To be done: Repeat the listing that follows, character for character, minus the pictures.

Exercise material:
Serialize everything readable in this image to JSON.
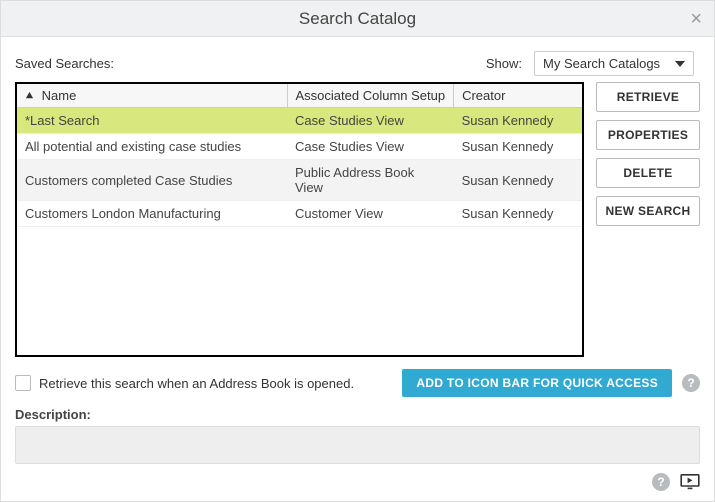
{
  "title": "Search Catalog",
  "saved_searches_label": "Saved Searches:",
  "show_label": "Show:",
  "show_value": "My Search Catalogs",
  "columns": {
    "name": "Name",
    "assoc": "Associated Column Setup",
    "creator": "Creator"
  },
  "rows": [
    {
      "name": "*Last Search",
      "assoc": "Case Studies View",
      "creator": "Susan Kennedy",
      "selected": true
    },
    {
      "name": "All potential and existing case studies",
      "assoc": "Case Studies View",
      "creator": "Susan Kennedy"
    },
    {
      "name": "Customers completed Case Studies",
      "assoc": "Public Address Book View",
      "creator": "Susan Kennedy",
      "alt": true
    },
    {
      "name": "Customers London Manufacturing",
      "assoc": "Customer View",
      "creator": "Susan Kennedy"
    }
  ],
  "actions": {
    "retrieve": "RETRIEVE",
    "properties": "PROPERTIES",
    "delete": "DELETE",
    "new_search": "NEW SEARCH"
  },
  "retrieve_on_open": "Retrieve this search when an Address Book is opened.",
  "add_to_icon_bar": "ADD TO ICON BAR FOR QUICK ACCESS",
  "description_label": "Description:"
}
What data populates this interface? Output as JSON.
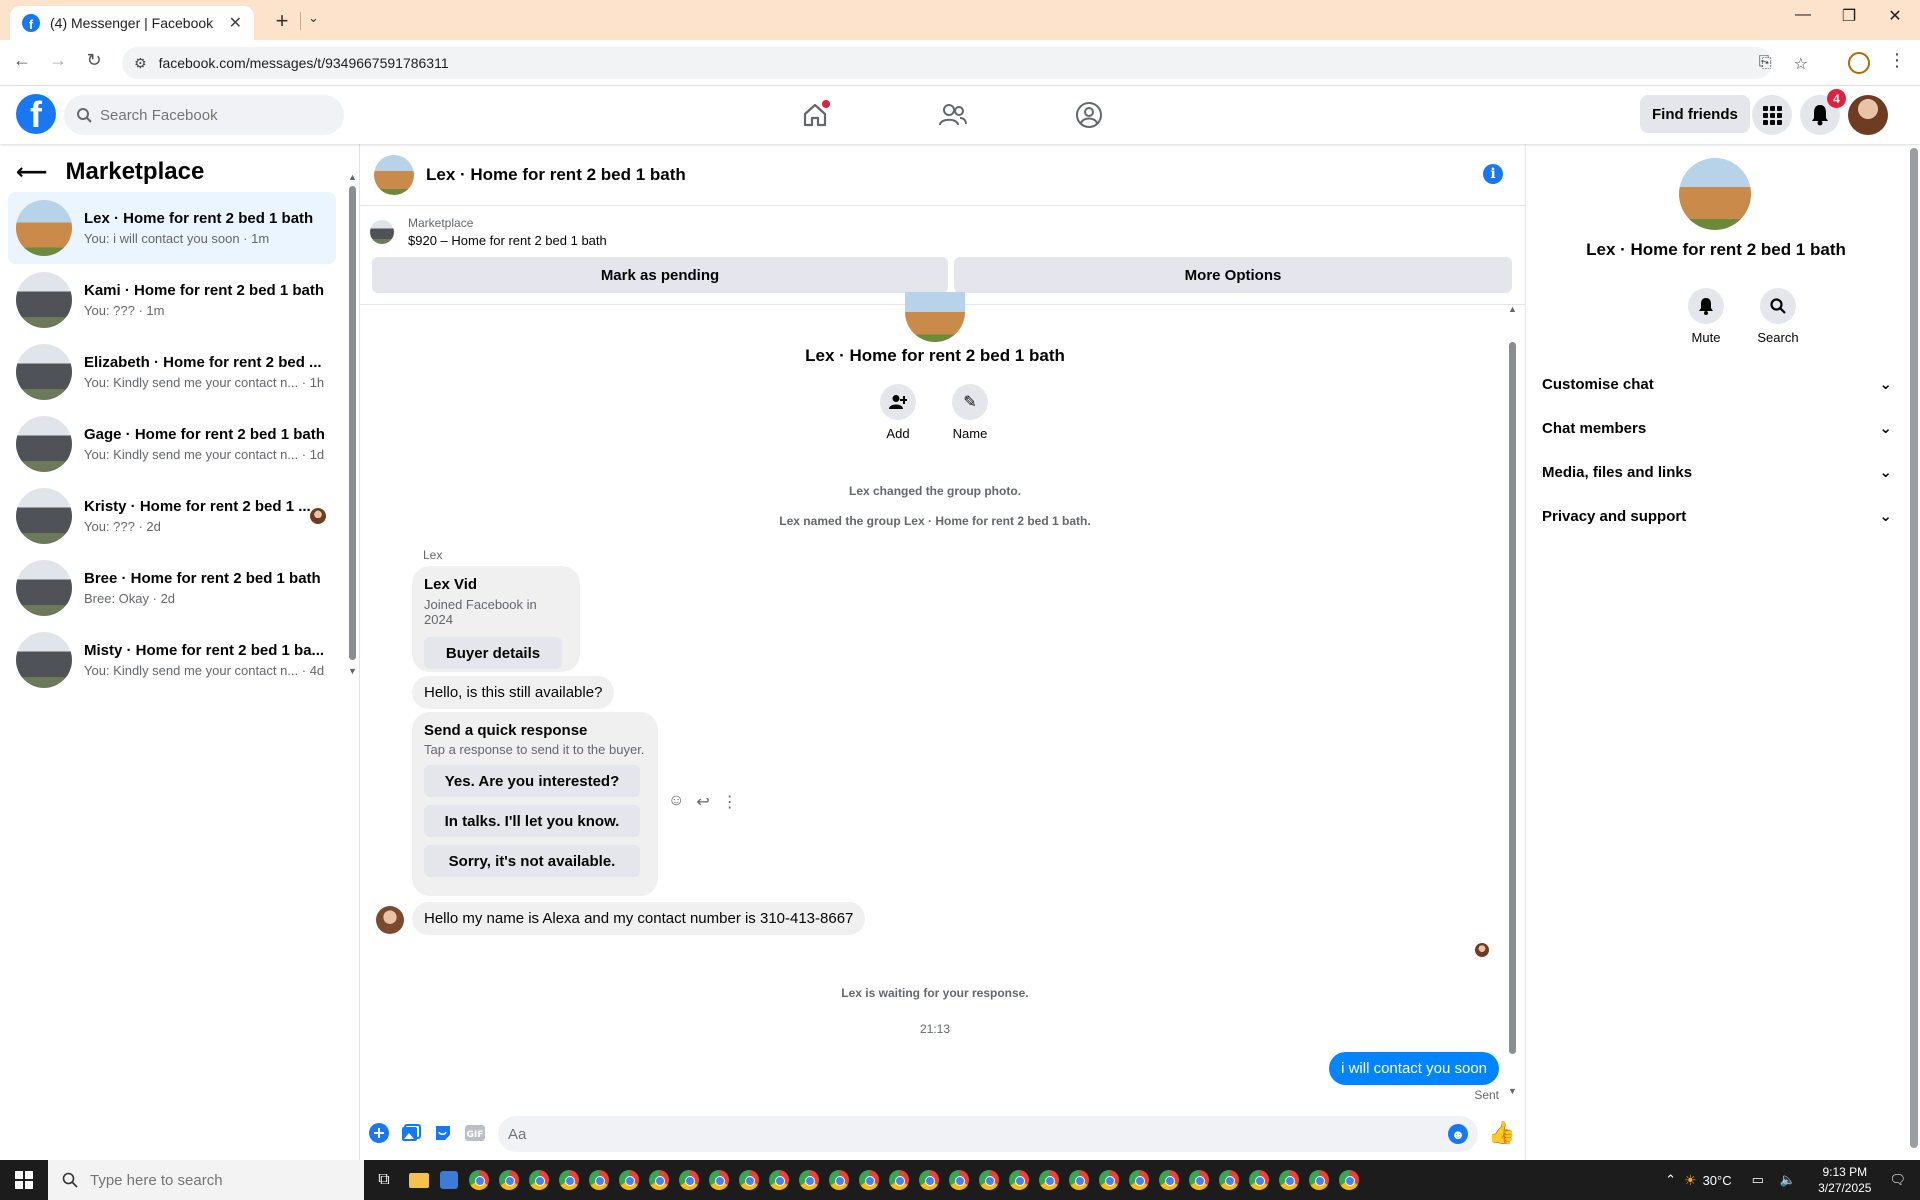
{
  "browser": {
    "tab_title": "(4) Messenger | Facebook",
    "url": "facebook.com/messages/t/9349667591786311"
  },
  "fb_header": {
    "search_placeholder": "Search Facebook",
    "find_friends": "Find friends",
    "notification_count": "4"
  },
  "sidebar": {
    "title": "Marketplace",
    "conversations": [
      {
        "name": "Lex · Home for rent 2 bed 1 bath",
        "snippet": "You: i will contact you soon · 1m",
        "thumb": "house-orange",
        "active": true
      },
      {
        "name": "Kami · Home for rent 2 bed 1 bath",
        "snippet": "You: ??? · 1m",
        "thumb": "house-grey"
      },
      {
        "name": "Elizabeth · Home for rent 2 bed ...",
        "snippet": "You: Kindly send me your contact n... · 1h",
        "thumb": "house-grey"
      },
      {
        "name": "Gage · Home for rent 2 bed 1 bath",
        "snippet": "You: Kindly send me your contact n... · 1d",
        "thumb": "house-grey"
      },
      {
        "name": "Kristy · Home for rent 2 bed 1 ...",
        "snippet": "You: ??? · 2d",
        "thumb": "house-grey"
      },
      {
        "name": "Bree · Home for rent 2 bed 1 bath",
        "snippet": "Bree: Okay · 2d",
        "thumb": "house-grey"
      },
      {
        "name": "Misty · Home for rent 2 bed 1 ba...",
        "snippet": "You: Kindly send me your contact n... · 4d",
        "thumb": "house-grey"
      }
    ]
  },
  "chat": {
    "title": "Lex · Home for rent 2 bed 1 bath",
    "marketplace_label": "Marketplace",
    "listing": "$920 – Home for rent 2 bed 1 bath",
    "mark_pending": "Mark as pending",
    "more_options": "More Options",
    "group_name": "Lex · Home for rent 2 bed 1 bath",
    "add_label": "Add",
    "name_label": "Name",
    "sys_photo": "Lex changed the group photo.",
    "sys_named": "Lex named the group Lex · Home for rent 2 bed 1 bath.",
    "sender": "Lex",
    "buyer_name": "Lex Vid",
    "buyer_joined": "Joined Facebook in 2024",
    "buyer_details": "Buyer details",
    "msg_available": "Hello, is this still available?",
    "quick_title": "Send a quick response",
    "quick_sub": "Tap a response to send it to the buyer.",
    "quick_responses": [
      "Yes. Are you interested?",
      "In talks. I'll let you know.",
      "Sorry, it's not available."
    ],
    "msg_alexa": "Hello my name is Alexa and my contact number is 310-413-8667",
    "waiting": "Lex is waiting for your response.",
    "time": "21:13",
    "out_msg": "i will contact you soon",
    "sent": "Sent",
    "composer_placeholder": "Aa"
  },
  "rpanel": {
    "name": "Lex · Home for rent 2 bed 1 bath",
    "mute": "Mute",
    "search": "Search",
    "rows": [
      "Customise chat",
      "Chat members",
      "Media, files and links",
      "Privacy and support"
    ]
  },
  "taskbar": {
    "search_placeholder": "Type here to search",
    "temp": "30°C",
    "time": "9:13 PM",
    "date": "3/27/2025"
  },
  "colors": {
    "fb_blue": "#1877f2",
    "messenger_blue": "#0084ff",
    "tab_bar": "#fde3cc"
  }
}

Exercise response:
Serialize everything readable in this image to JSON.
{
  "title": "Search Catalog",
  "saved_searches_label": "Saved Searches:",
  "show_label": "Show:",
  "show_value": "My Search Catalogs",
  "columns": {
    "name": "Name",
    "assoc": "Associated Column Setup",
    "creator": "Creator"
  },
  "rows": [
    {
      "name": "*Last Search",
      "assoc": "Case Studies View",
      "creator": "Susan Kennedy",
      "selected": true
    },
    {
      "name": "All potential and existing case studies",
      "assoc": "Case Studies View",
      "creator": "Susan Kennedy"
    },
    {
      "name": "Customers completed Case Studies",
      "assoc": "Public Address Book View",
      "creator": "Susan Kennedy",
      "alt": true
    },
    {
      "name": "Customers London Manufacturing",
      "assoc": "Customer View",
      "creator": "Susan Kennedy"
    }
  ],
  "actions": {
    "retrieve": "RETRIEVE",
    "properties": "PROPERTIES",
    "delete": "DELETE",
    "new_search": "NEW SEARCH"
  },
  "retrieve_on_open": "Retrieve this search when an Address Book is opened.",
  "add_to_icon_bar": "ADD TO ICON BAR FOR QUICK ACCESS",
  "description_label": "Description:"
}
What data populates this interface? Output as JSON.
{
  "browser": {
    "tab_title": "(4) Messenger | Facebook",
    "url": "facebook.com/messages/t/9349667591786311"
  },
  "fb_header": {
    "search_placeholder": "Search Facebook",
    "find_friends": "Find friends",
    "notification_count": "4"
  },
  "sidebar": {
    "title": "Marketplace",
    "conversations": [
      {
        "name": "Lex · Home for rent 2 bed 1 bath",
        "snippet": "You: i will contact you soon · 1m",
        "thumb": "house-orange",
        "active": true
      },
      {
        "name": "Kami · Home for rent 2 bed 1 bath",
        "snippet": "You: ??? · 1m",
        "thumb": "house-grey"
      },
      {
        "name": "Elizabeth · Home for rent 2 bed ...",
        "snippet": "You: Kindly send me your contact n... · 1h",
        "thumb": "house-grey"
      },
      {
        "name": "Gage · Home for rent 2 bed 1 bath",
        "snippet": "You: Kindly send me your contact n... · 1d",
        "thumb": "house-grey"
      },
      {
        "name": "Kristy · Home for rent 2 bed 1 ...",
        "snippet": "You: ??? · 2d",
        "thumb": "house-grey"
      },
      {
        "name": "Bree · Home for rent 2 bed 1 bath",
        "snippet": "Bree: Okay · 2d",
        "thumb": "house-grey"
      },
      {
        "name": "Misty · Home for rent 2 bed 1 ba...",
        "snippet": "You: Kindly send me your contact n... · 4d",
        "thumb": "house-grey"
      }
    ]
  },
  "chat": {
    "title": "Lex · Home for rent 2 bed 1 bath",
    "marketplace_label": "Marketplace",
    "listing": "$920 – Home for rent 2 bed 1 bath",
    "mark_pending": "Mark as pending",
    "more_options": "More Options",
    "group_name": "Lex · Home for rent 2 bed 1 bath",
    "add_label": "Add",
    "name_label": "Name",
    "sys_photo": "Lex changed the group photo.",
    "sys_named": "Lex named the group Lex · Home for rent 2 bed 1 bath.",
    "sender": "Lex",
    "buyer_name": "Lex Vid",
    "buyer_joined": "Joined Facebook in 2024",
    "buyer_details": "Buyer details",
    "msg_available": "Hello, is this still available?",
    "quick_title": "Send a quick response",
    "quick_sub": "Tap a response to send it to the buyer.",
    "quick_responses": [
      "Yes. Are you interested?",
      "In talks. I'll let you know.",
      "Sorry, it's not available."
    ],
    "msg_alexa": "Hello my name is Alexa and my contact number is 310-413-8667",
    "waiting": "Lex is waiting for your response.",
    "time": "21:13",
    "out_msg": "i will contact you soon",
    "sent": "Sent",
    "composer_placeholder": "Aa"
  },
  "rpanel": {
    "name": "Lex · Home for rent 2 bed 1 bath",
    "mute": "Mute",
    "search": "Search",
    "rows": [
      "Customise chat",
      "Chat members",
      "Media, files and links",
      "Privacy and support"
    ]
  },
  "taskbar": {
    "search_placeholder": "Type here to search",
    "temp": "30°C",
    "time": "9:13 PM",
    "date": "3/27/2025"
  },
  "colors": {
    "fb_blue": "#1877f2",
    "messenger_blue": "#0084ff",
    "tab_bar": "#fde3cc"
  }
}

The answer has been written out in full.